**Set problem:**
Will you output the entries below exactly, skipping every image they contain?

**Record list:**
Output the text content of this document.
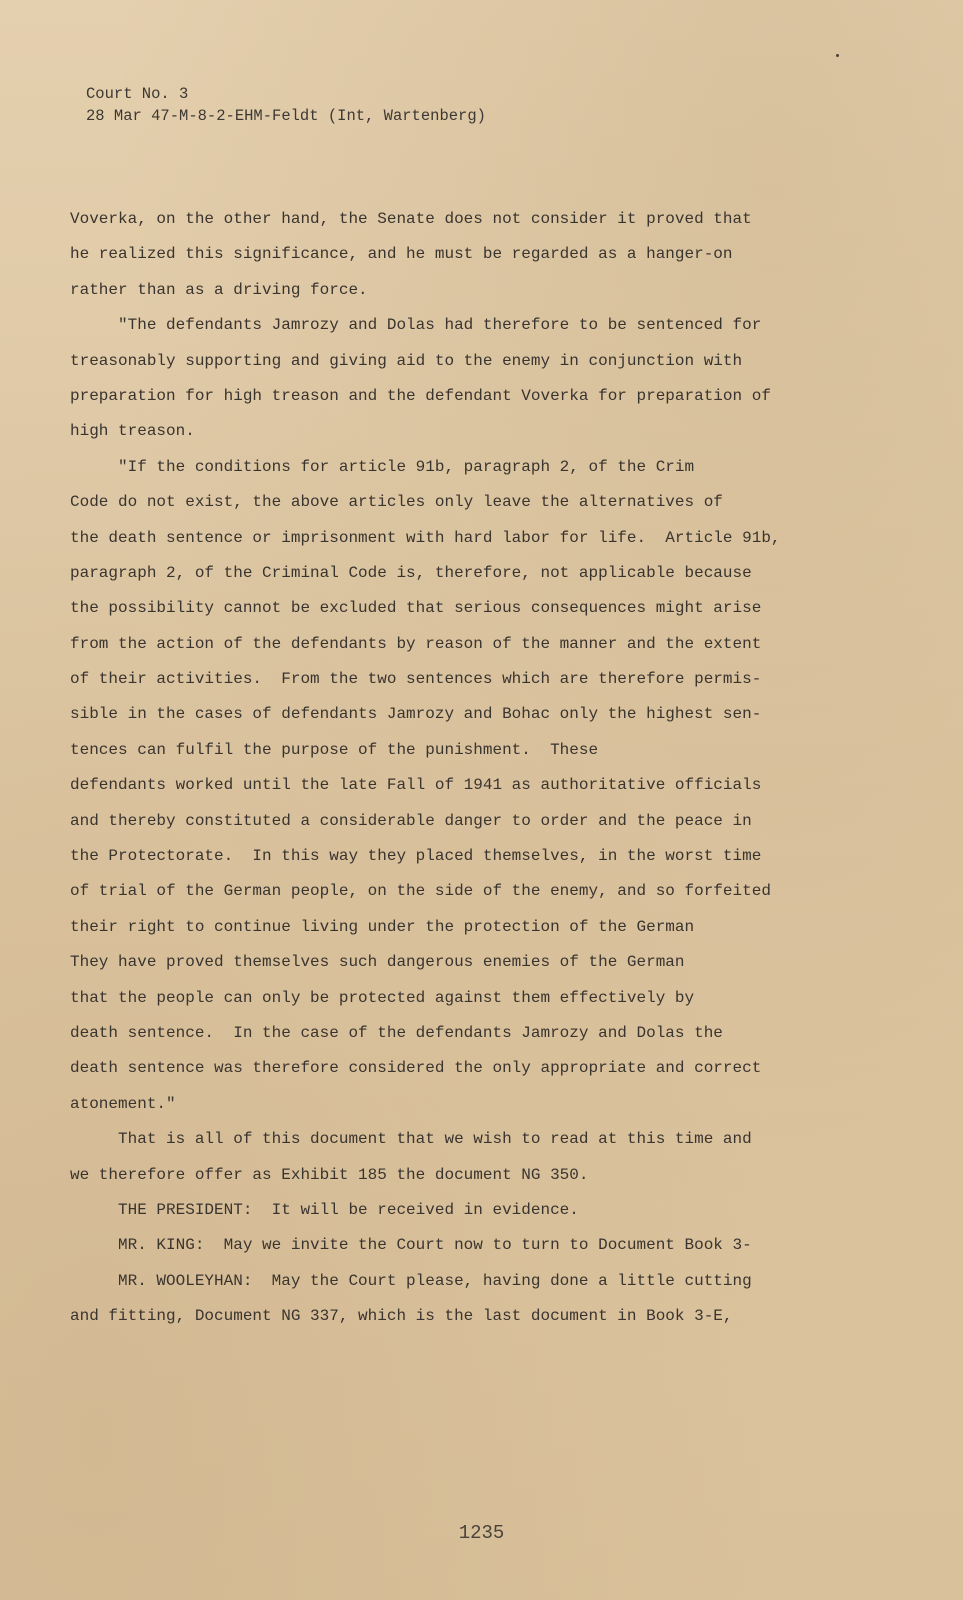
Court No. 3
28 Mar 47-M-8-2-EHM-Feldt (Int, Wartenberg)
Voverka, on the other hand, the Senate does not consider it proved that
he realized this significance, and he must be regarded as a hanger-on
rather than as a driving force.
"The defendants Jamrozy and Dolas had therefore to be sentenced for
treasonably supporting and giving aid to the enemy in conjunction with
preparation for high treason and the defendant Voverka for preparation of
high treason.
"If the conditions for article 91b, paragraph 2, of the Crim
Code do not exist, the above articles only leave the alternatives of
the death sentence or imprisonment with hard labor for life.  Article 91b,
paragraph 2, of the Criminal Code is, therefore, not applicable because
the possibility cannot be excluded that serious consequences might arise
from the action of the defendants by reason of the manner and the extent
of their activities.  From the two sentences which are therefore permis-
sible in the cases of defendants Jamrozy and Bohac only the highest sen-
tences can fulfil the purpose of the punishment.  These
defendants worked until the late Fall of 1941 as authoritative officials
and thereby constituted a considerable danger to order and the peace in
the Protectorate.  In this way they placed themselves, in the worst time
of trial of the German people, on the side of the enemy, and so forfeited
their right to continue living under the protection of the German
They have proved themselves such dangerous enemies of the German
that the people can only be protected against them effectively by
death sentence.  In the case of the defendants Jamrozy and Dolas the
death sentence was therefore considered the only appropriate and correct
atonement."
That is all of this document that we wish to read at this time and
we therefore offer as Exhibit 185 the document NG 350.
THE PRESIDENT:  It will be received in evidence.
MR. KING:  May we invite the Court now to turn to Document Book 3-
MR. WOOLEYHAN:  May the Court please, having done a little cutting
and fitting, Document NG 337, which is the last document in Book 3-E,
1235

**Task result:**
Output the text content of this document.
Court No. 3
28 Mar 47-M-8-2-EHM-Feldt (Int, Wartenberg)
Voverka, on the other hand, the Senate does not consider it proved that
he realized this significance, and he must be regarded as a hanger-on
rather than as a driving force.
"The defendants Jamrozy and Dolas had therefore to be sentenced for
treasonably supporting and giving aid to the enemy in conjunction with
preparation for high treason and the defendant Voverka for preparation of
high treason.
"If the conditions for article 91b, paragraph 2, of the Crim
Code do not exist, the above articles only leave the alternatives of
the death sentence or imprisonment with hard labor for life.  Article 91b,
paragraph 2, of the Criminal Code is, therefore, not applicable because
the possibility cannot be excluded that serious consequences might arise
from the action of the defendants by reason of the manner and the extent
of their activities.  From the two sentences which are therefore permis-
sible in the cases of defendants Jamrozy and Bohac only the highest sen-
tences can fulfil the purpose of the punishment.  These
defendants worked until the late Fall of 1941 as authoritative officials
and thereby constituted a considerable danger to order and the peace in
the Protectorate.  In this way they placed themselves, in the worst time
of trial of the German people, on the side of the enemy, and so forfeited
their right to continue living under the protection of the German
They have proved themselves such dangerous enemies of the German
that the people can only be protected against them effectively by
death sentence.  In the case of the defendants Jamrozy and Dolas the
death sentence was therefore considered the only appropriate and correct
atonement."
That is all of this document that we wish to read at this time and
we therefore offer as Exhibit 185 the document NG 350.
THE PRESIDENT:  It will be received in evidence.
MR. KING:  May we invite the Court now to turn to Document Book 3-
MR. WOOLEYHAN:  May the Court please, having done a little cutting
and fitting, Document NG 337, which is the last document in Book 3-E,
1235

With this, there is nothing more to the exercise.